**Given exercise:**
Would you retype, word for word, the line with "Transcribe the text in this document." and every line after it through the end of the records below?
-- -- --
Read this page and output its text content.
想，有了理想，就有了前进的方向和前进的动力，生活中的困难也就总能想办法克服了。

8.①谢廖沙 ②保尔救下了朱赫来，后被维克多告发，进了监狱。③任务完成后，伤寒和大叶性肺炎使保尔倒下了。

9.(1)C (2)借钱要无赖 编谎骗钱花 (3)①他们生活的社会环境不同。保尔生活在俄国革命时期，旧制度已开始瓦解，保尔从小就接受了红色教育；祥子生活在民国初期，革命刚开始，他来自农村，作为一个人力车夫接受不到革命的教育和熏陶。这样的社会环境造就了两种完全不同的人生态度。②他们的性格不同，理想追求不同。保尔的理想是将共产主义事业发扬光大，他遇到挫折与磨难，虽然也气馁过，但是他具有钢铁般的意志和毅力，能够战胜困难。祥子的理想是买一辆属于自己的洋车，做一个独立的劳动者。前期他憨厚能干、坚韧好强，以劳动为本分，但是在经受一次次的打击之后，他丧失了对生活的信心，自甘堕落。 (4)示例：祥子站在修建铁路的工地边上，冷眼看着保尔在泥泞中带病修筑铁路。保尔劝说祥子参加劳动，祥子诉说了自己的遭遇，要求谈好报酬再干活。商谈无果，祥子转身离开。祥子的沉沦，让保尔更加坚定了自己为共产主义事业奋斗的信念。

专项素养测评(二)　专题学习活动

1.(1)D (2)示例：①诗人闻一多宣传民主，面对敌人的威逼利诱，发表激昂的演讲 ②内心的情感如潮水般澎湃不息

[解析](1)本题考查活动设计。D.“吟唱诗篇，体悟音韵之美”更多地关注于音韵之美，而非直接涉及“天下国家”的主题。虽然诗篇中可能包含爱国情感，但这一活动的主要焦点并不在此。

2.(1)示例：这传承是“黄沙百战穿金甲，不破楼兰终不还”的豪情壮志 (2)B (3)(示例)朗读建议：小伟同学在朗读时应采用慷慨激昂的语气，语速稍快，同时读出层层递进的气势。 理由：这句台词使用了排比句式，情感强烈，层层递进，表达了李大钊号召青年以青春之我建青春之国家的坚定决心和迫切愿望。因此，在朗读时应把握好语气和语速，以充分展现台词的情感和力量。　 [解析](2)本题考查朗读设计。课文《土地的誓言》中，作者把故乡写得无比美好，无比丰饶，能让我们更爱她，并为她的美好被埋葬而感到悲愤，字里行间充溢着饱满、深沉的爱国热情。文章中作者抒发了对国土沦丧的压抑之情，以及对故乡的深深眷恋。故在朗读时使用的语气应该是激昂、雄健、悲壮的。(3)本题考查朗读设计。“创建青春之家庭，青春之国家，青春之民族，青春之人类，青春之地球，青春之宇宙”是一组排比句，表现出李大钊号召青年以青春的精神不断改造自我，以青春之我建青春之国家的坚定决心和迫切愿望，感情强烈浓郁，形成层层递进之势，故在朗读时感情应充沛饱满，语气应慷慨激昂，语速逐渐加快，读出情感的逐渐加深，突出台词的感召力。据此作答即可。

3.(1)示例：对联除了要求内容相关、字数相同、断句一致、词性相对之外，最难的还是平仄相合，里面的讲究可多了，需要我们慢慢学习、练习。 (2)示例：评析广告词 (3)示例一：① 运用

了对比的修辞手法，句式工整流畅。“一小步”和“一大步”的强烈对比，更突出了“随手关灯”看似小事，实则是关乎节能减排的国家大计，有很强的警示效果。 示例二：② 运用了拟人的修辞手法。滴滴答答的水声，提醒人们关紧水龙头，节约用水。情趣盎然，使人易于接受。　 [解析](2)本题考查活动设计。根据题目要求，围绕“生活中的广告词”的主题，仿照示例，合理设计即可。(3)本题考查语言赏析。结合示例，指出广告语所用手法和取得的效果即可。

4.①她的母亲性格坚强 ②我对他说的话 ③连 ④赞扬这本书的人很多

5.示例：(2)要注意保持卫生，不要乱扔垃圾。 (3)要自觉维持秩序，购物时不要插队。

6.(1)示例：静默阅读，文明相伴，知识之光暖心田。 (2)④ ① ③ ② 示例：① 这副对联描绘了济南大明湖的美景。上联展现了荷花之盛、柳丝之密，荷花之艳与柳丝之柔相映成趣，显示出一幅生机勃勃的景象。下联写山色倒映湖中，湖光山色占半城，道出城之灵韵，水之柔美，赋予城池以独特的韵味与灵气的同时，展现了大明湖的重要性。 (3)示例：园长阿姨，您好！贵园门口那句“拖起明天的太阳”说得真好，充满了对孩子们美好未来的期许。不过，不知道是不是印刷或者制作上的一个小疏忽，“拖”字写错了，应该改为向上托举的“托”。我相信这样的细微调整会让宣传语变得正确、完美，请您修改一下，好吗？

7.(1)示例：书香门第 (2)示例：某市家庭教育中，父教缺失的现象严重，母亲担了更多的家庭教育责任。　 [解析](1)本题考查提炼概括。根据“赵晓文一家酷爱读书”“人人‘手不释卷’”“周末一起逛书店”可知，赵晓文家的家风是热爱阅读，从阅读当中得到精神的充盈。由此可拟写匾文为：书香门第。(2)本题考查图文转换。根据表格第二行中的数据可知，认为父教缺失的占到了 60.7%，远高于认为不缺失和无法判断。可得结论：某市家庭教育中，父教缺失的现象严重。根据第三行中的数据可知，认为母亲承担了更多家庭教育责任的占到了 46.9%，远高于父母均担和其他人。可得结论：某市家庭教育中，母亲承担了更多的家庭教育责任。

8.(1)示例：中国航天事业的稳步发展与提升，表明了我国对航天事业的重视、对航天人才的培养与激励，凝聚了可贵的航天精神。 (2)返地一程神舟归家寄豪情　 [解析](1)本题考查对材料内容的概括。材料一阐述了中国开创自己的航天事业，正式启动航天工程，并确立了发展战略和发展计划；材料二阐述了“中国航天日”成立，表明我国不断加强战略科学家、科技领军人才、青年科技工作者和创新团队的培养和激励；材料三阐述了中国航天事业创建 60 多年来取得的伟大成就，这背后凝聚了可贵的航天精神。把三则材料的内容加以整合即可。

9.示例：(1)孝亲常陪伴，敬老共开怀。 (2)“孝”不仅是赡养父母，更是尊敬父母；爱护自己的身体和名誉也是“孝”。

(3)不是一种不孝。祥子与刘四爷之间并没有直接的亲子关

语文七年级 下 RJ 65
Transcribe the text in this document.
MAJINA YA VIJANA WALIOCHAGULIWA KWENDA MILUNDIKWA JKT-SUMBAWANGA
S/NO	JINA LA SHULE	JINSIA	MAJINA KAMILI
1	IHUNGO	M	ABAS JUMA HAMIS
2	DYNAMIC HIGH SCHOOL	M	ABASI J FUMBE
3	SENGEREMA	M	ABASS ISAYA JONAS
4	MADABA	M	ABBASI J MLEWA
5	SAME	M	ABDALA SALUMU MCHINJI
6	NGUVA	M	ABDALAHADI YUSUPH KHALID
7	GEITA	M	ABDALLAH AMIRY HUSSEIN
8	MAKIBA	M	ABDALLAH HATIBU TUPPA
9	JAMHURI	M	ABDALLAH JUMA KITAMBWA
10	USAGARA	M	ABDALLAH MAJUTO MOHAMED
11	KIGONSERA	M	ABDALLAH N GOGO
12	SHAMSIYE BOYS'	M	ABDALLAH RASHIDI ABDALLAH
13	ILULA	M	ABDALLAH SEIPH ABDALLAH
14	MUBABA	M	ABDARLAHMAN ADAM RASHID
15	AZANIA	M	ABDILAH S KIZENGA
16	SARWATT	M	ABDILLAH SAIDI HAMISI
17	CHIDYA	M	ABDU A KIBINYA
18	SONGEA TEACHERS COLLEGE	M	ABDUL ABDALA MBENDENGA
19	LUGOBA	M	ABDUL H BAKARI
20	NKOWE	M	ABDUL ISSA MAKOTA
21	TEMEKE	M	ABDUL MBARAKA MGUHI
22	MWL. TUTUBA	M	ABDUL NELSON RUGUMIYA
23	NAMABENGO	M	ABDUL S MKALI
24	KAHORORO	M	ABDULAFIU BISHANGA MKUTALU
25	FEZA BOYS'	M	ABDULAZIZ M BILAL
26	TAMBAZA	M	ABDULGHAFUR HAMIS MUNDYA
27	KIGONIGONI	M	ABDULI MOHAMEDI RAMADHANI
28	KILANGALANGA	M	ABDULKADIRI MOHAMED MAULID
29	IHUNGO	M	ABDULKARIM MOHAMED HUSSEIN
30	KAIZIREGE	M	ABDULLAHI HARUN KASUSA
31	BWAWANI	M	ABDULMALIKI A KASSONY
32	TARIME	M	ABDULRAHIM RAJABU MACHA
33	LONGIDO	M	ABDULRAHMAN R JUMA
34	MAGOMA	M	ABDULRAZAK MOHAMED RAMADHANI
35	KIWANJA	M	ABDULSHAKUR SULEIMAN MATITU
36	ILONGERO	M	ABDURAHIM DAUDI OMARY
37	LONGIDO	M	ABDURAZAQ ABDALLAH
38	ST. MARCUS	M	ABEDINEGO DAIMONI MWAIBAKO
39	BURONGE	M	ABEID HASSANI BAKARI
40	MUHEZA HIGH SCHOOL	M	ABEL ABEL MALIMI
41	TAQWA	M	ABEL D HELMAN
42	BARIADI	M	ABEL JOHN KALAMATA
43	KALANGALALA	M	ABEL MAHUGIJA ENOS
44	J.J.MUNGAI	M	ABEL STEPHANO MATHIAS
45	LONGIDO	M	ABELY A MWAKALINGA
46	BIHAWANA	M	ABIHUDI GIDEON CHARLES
-- -- --
**Solution:**
Transcribe the text in this document.
MAJINA YA VIJANA WALIOCHAGULIWA KWENDA MILUNDIKWA JKT-SUMBAWANGA
S/NO	JINA LA SHULE	JINSIA	MAJINA KAMILI
1	IHUNGO	M	ABAS JUMA HAMIS
2	DYNAMIC HIGH SCHOOL	M	ABASI J FUMBE
3	SENGEREMA	M	ABASS ISAYA JONAS
4	MADABA	M	ABBASI J MLEWA
5	SAME	M	ABDALA SALUMU MCHINJI
6	NGUVA	M	ABDALAHADI YUSUPH KHALID
7	GEITA	M	ABDALLAH AMIRY HUSSEIN
8	MAKIBA	M	ABDALLAH HATIBU TUPPA
9	JAMHURI	M	ABDALLAH JUMA KITAMBWA
10	USAGARA	M	ABDALLAH MAJUTO MOHAMED
11	KIGONSERA	M	ABDALLAH N GOGO
12	SHAMSIYE BOYS'	M	ABDALLAH RASHIDI ABDALLAH
13	ILULA	M	ABDALLAH SEIPH ABDALLAH
14	MUBABA	M	ABDARLAHMAN ADAM RASHID
15	AZANIA	M	ABDILAH S KIZENGA
16	SARWATT	M	ABDILLAH SAIDI HAMISI
17	CHIDYA	M	ABDU A KIBINYA
18	SONGEA TEACHERS COLLEGE	M	ABDUL ABDALA MBENDENGA
19	LUGOBA	M	ABDUL H BAKARI
20	NKOWE	M	ABDUL ISSA MAKOTA
21	TEMEKE	M	ABDUL MBARAKA MGUHI
22	MWL. TUTUBA	M	ABDUL NELSON RUGUMIYA
23	NAMABENGO	M	ABDUL S MKALI
24	KAHORORO	M	ABDULAFIU BISHANGA MKUTALU
25	FEZA BOYS'	M	ABDULAZIZ M BILAL
26	TAMBAZA	M	ABDULGHAFUR HAMIS MUNDYA
27	KIGONIGONI	M	ABDULI MOHAMEDI RAMADHANI
28	KILANGALANGA	M	ABDULKADIRI MOHAMED MAULID
29	IHUNGO	M	ABDULKARIM MOHAMED HUSSEIN
30	KAIZIREGE	M	ABDULLAHI HARUN KASUSA
31	BWAWANI	M	ABDULMALIKI A KASSONY
32	TARIME	M	ABDULRAHIM RAJABU MACHA
33	LONGIDO	M	ABDULRAHMAN R JUMA
34	MAGOMA	M	ABDULRAZAK MOHAMED RAMADHANI
35	KIWANJA	M	ABDULSHAKUR SULEIMAN MATITU
36	ILONGERO	M	ABDURAHIM DAUDI OMARY
37	LONGIDO	M	ABDURAZAQ ABDALLAH
38	ST. MARCUS	M	ABEDINEGO DAIMONI MWAIBAKO
39	BURONGE	M	ABEID HASSANI BAKARI
40	MUHEZA HIGH SCHOOL	M	ABEL ABEL MALIMI
41	TAQWA	M	ABEL D HELMAN
42	BARIADI	M	ABEL JOHN KALAMATA
43	KALANGALALA	M	ABEL MAHUGIJA ENOS
44	J.J.MUNGAI	M	ABEL STEPHANO MATHIAS
45	LONGIDO	M	ABELY A MWAKALINGA
46	BIHAWANA	M	ABIHUDI GIDEON CHARLES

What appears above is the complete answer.